_Aim of the task_
Which lines hold the word "only"? Copy each of them.

** Start **

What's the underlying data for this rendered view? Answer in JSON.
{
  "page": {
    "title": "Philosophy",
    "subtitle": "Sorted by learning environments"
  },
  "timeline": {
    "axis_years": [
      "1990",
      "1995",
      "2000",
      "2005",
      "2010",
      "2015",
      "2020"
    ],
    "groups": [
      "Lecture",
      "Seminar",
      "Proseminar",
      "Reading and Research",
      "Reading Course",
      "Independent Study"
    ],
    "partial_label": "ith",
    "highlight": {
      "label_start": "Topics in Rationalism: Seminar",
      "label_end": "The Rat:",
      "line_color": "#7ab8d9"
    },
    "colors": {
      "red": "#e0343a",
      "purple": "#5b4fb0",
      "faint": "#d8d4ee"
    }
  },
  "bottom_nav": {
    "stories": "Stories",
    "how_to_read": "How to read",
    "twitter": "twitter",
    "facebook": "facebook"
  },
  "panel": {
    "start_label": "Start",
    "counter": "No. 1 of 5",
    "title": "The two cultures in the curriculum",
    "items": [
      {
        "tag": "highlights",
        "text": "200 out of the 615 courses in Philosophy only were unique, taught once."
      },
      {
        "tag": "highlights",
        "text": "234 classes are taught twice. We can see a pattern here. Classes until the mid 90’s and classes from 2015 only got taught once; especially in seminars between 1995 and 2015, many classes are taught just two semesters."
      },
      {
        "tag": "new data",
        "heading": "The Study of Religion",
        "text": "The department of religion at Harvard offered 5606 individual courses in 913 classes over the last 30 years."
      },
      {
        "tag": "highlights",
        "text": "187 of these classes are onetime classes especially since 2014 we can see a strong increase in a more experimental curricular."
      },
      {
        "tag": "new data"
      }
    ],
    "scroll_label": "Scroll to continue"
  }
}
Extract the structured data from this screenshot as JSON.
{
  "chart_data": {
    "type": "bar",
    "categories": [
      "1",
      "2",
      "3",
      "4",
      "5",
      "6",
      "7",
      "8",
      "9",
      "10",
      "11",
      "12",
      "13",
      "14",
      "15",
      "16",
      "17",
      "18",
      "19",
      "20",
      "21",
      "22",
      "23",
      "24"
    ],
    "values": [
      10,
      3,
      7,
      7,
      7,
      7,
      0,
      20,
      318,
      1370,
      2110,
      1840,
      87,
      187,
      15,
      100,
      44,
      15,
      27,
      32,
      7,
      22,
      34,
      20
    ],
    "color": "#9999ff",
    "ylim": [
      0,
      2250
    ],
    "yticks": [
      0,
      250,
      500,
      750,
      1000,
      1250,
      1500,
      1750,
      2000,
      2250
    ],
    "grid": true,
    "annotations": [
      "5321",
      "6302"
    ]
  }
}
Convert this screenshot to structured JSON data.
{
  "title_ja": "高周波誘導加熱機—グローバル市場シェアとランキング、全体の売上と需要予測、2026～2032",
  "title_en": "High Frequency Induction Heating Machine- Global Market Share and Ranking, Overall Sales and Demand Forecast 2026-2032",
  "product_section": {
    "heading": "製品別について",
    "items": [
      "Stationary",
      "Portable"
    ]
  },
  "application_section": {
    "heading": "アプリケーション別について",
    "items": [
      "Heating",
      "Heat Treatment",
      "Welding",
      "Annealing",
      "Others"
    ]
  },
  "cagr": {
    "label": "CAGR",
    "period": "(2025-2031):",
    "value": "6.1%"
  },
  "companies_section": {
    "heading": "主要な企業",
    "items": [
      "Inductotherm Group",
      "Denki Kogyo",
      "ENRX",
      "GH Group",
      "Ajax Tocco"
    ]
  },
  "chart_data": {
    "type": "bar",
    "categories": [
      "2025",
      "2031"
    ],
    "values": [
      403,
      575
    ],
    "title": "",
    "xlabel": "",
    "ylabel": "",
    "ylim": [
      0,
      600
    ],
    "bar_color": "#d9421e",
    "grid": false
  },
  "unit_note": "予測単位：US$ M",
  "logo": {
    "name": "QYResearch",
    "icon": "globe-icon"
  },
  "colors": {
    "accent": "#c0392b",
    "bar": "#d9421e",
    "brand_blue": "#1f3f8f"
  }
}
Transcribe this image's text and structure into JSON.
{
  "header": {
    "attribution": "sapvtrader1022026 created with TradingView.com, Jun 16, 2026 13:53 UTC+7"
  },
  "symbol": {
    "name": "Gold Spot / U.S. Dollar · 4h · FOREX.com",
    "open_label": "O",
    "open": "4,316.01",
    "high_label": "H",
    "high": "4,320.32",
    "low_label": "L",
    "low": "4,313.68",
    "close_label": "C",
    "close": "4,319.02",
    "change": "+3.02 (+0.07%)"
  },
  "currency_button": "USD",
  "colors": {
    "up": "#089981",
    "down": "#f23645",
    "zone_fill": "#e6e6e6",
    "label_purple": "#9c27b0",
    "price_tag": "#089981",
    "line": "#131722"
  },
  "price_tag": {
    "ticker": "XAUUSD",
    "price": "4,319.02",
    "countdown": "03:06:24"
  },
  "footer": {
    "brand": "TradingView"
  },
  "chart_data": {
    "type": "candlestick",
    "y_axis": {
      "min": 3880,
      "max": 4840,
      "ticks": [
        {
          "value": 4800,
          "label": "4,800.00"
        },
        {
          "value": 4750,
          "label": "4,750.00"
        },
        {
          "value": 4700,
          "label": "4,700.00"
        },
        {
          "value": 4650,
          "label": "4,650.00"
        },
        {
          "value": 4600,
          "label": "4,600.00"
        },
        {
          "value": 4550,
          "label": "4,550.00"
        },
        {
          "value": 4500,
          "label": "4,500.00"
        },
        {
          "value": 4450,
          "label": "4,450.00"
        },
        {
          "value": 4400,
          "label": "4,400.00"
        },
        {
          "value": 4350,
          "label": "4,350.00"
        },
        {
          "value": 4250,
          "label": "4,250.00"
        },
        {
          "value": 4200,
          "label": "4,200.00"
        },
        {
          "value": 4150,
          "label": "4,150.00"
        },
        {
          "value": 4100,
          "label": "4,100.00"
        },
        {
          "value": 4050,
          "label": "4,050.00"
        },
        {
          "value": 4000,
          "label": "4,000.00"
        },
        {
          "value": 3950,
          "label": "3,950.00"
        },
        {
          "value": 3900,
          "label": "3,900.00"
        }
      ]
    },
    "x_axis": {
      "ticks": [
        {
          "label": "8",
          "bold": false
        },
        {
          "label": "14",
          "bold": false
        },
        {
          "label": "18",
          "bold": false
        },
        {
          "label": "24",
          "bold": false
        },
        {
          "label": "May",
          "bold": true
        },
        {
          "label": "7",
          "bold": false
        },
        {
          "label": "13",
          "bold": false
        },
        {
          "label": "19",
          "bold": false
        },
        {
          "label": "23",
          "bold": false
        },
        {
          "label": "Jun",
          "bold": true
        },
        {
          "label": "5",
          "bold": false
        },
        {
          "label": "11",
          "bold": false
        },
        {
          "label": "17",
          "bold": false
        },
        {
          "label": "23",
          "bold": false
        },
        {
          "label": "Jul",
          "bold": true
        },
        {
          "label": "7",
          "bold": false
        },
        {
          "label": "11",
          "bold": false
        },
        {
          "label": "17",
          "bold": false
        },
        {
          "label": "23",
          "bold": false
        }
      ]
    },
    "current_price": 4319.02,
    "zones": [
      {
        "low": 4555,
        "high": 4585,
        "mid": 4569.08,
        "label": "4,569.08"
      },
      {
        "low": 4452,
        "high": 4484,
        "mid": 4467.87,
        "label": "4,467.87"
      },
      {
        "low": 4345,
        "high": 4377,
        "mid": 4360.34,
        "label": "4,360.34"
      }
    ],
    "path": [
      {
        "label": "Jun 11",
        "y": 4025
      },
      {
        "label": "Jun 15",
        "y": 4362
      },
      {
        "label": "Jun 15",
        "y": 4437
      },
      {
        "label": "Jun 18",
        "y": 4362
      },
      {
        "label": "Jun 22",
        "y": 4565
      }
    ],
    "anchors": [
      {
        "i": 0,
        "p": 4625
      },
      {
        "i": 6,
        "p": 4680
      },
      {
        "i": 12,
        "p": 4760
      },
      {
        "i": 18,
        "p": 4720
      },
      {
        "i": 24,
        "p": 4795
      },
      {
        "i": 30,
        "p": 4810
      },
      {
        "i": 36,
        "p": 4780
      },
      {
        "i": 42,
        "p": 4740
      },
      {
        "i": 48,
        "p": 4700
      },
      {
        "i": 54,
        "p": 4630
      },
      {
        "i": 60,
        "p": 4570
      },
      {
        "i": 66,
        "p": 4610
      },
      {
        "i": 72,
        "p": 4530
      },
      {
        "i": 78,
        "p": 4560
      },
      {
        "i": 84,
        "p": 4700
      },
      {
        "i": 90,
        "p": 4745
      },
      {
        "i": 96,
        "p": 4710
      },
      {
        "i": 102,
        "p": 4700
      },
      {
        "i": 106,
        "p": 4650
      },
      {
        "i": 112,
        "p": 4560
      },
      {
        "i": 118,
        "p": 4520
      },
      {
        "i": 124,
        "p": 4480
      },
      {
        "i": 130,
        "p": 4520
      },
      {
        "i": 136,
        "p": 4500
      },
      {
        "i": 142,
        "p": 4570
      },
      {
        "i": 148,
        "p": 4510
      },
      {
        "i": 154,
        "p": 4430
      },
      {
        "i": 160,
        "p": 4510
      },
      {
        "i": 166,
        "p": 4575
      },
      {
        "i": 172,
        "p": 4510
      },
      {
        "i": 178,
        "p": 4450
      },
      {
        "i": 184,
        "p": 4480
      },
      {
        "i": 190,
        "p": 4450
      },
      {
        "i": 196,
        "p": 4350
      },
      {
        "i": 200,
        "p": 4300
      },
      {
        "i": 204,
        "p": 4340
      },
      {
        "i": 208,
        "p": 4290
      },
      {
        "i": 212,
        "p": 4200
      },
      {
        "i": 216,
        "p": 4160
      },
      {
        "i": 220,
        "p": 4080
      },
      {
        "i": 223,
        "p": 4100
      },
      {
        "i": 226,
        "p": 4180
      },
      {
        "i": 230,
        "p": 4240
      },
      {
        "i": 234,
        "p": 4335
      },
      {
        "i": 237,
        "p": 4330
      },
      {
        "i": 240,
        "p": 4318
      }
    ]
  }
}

** End **

_Output of the task_
        "text": "200 out of the 615 courses in Philosophy only were unique, taught once."
        "text": "234 classes are taught twice. We can see a pattern here. Classes until the mid 90’s and classes from 2015 only got taught once; especially in seminars between 1995 and 2015, many classes are taught just two semesters."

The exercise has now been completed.